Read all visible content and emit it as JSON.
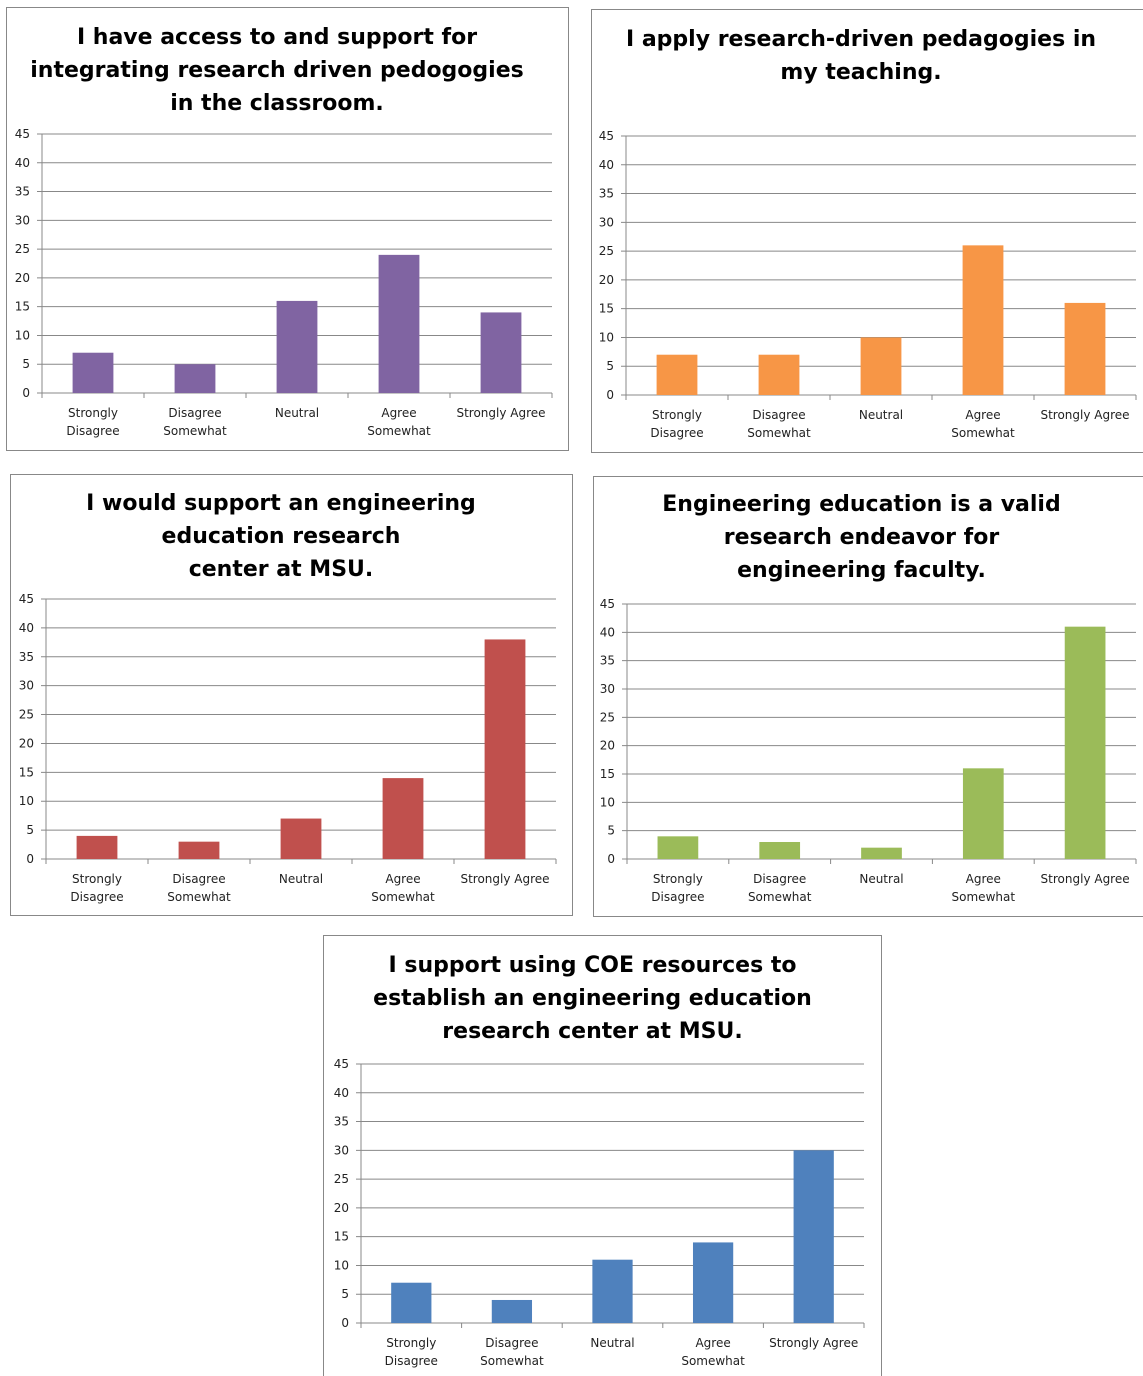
{
  "chart_data": [
    {
      "type": "bar",
      "title": "I have access to and support for\nintegrating research driven pedogogies\nin the classroom.",
      "categories": [
        "Strongly\nDisagree",
        "Disagree\nSomewhat",
        "Neutral",
        "Agree\nSomewhat",
        "Strongly Agree"
      ],
      "values": [
        7,
        5,
        16,
        24,
        14
      ],
      "color": "#8064a2",
      "ylim": [
        0,
        45
      ],
      "yticks": [
        0,
        5,
        10,
        15,
        20,
        25,
        30,
        35,
        40,
        45
      ],
      "grid": true
    },
    {
      "type": "bar",
      "title": "I apply research-driven pedagogies in\nmy teaching.",
      "categories": [
        "Strongly\nDisagree",
        "Disagree\nSomewhat",
        "Neutral",
        "Agree\nSomewhat",
        "Strongly Agree"
      ],
      "values": [
        7,
        7,
        10,
        26,
        16
      ],
      "color": "#f79646",
      "ylim": [
        0,
        45
      ],
      "yticks": [
        0,
        5,
        10,
        15,
        20,
        25,
        30,
        35,
        40,
        45
      ],
      "grid": true
    },
    {
      "type": "bar",
      "title": "I would support an engineering\neducation research\ncenter at MSU.",
      "categories": [
        "Strongly\nDisagree",
        "Disagree\nSomewhat",
        "Neutral",
        "Agree\nSomewhat",
        "Strongly Agree"
      ],
      "values": [
        4,
        3,
        7,
        14,
        38
      ],
      "color": "#c0504d",
      "ylim": [
        0,
        45
      ],
      "yticks": [
        0,
        5,
        10,
        15,
        20,
        25,
        30,
        35,
        40,
        45
      ],
      "grid": true
    },
    {
      "type": "bar",
      "title": "Engineering education is a valid\nresearch endeavor for\nengineering faculty.",
      "categories": [
        "Strongly\nDisagree",
        "Disagree\nSomewhat",
        "Neutral",
        "Agree\nSomewhat",
        "Strongly Agree"
      ],
      "values": [
        4,
        3,
        2,
        16,
        41
      ],
      "color": "#9bbb59",
      "ylim": [
        0,
        45
      ],
      "yticks": [
        0,
        5,
        10,
        15,
        20,
        25,
        30,
        35,
        40,
        45
      ],
      "grid": true
    },
    {
      "type": "bar",
      "title": "I support using COE resources to\nestablish an engineering education\nresearch center at MSU.",
      "categories": [
        "Strongly\nDisagree",
        "Disagree\nSomewhat",
        "Neutral",
        "Agree\nSomewhat",
        "Strongly Agree"
      ],
      "values": [
        7,
        4,
        11,
        14,
        30
      ],
      "color": "#4f81bd",
      "ylim": [
        0,
        45
      ],
      "yticks": [
        0,
        5,
        10,
        15,
        20,
        25,
        30,
        35,
        40,
        45
      ],
      "grid": true
    }
  ]
}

PROBLEM REQUIREMENTS =
Omit the pictures and reproduce the listing exactly.

PROBLEM SOLUTION =
Read all visible content and emit it as JSON.
{
  "chart_data": [
    {
      "type": "bar",
      "title": "I have access to and support for\nintegrating research driven pedogogies\nin the classroom.",
      "categories": [
        "Strongly\nDisagree",
        "Disagree\nSomewhat",
        "Neutral",
        "Agree\nSomewhat",
        "Strongly Agree"
      ],
      "values": [
        7,
        5,
        16,
        24,
        14
      ],
      "color": "#8064a2",
      "ylim": [
        0,
        45
      ],
      "yticks": [
        0,
        5,
        10,
        15,
        20,
        25,
        30,
        35,
        40,
        45
      ],
      "grid": true
    },
    {
      "type": "bar",
      "title": "I apply research-driven pedagogies in\nmy teaching.",
      "categories": [
        "Strongly\nDisagree",
        "Disagree\nSomewhat",
        "Neutral",
        "Agree\nSomewhat",
        "Strongly Agree"
      ],
      "values": [
        7,
        7,
        10,
        26,
        16
      ],
      "color": "#f79646",
      "ylim": [
        0,
        45
      ],
      "yticks": [
        0,
        5,
        10,
        15,
        20,
        25,
        30,
        35,
        40,
        45
      ],
      "grid": true
    },
    {
      "type": "bar",
      "title": "I would support an engineering\neducation research\ncenter at MSU.",
      "categories": [
        "Strongly\nDisagree",
        "Disagree\nSomewhat",
        "Neutral",
        "Agree\nSomewhat",
        "Strongly Agree"
      ],
      "values": [
        4,
        3,
        7,
        14,
        38
      ],
      "color": "#c0504d",
      "ylim": [
        0,
        45
      ],
      "yticks": [
        0,
        5,
        10,
        15,
        20,
        25,
        30,
        35,
        40,
        45
      ],
      "grid": true
    },
    {
      "type": "bar",
      "title": "Engineering education is a valid\nresearch endeavor for\nengineering faculty.",
      "categories": [
        "Strongly\nDisagree",
        "Disagree\nSomewhat",
        "Neutral",
        "Agree\nSomewhat",
        "Strongly Agree"
      ],
      "values": [
        4,
        3,
        2,
        16,
        41
      ],
      "color": "#9bbb59",
      "ylim": [
        0,
        45
      ],
      "yticks": [
        0,
        5,
        10,
        15,
        20,
        25,
        30,
        35,
        40,
        45
      ],
      "grid": true
    },
    {
      "type": "bar",
      "title": "I support using COE resources to\nestablish an engineering education\nresearch center at MSU.",
      "categories": [
        "Strongly\nDisagree",
        "Disagree\nSomewhat",
        "Neutral",
        "Agree\nSomewhat",
        "Strongly Agree"
      ],
      "values": [
        7,
        4,
        11,
        14,
        30
      ],
      "color": "#4f81bd",
      "ylim": [
        0,
        45
      ],
      "yticks": [
        0,
        5,
        10,
        15,
        20,
        25,
        30,
        35,
        40,
        45
      ],
      "grid": true
    }
  ]
}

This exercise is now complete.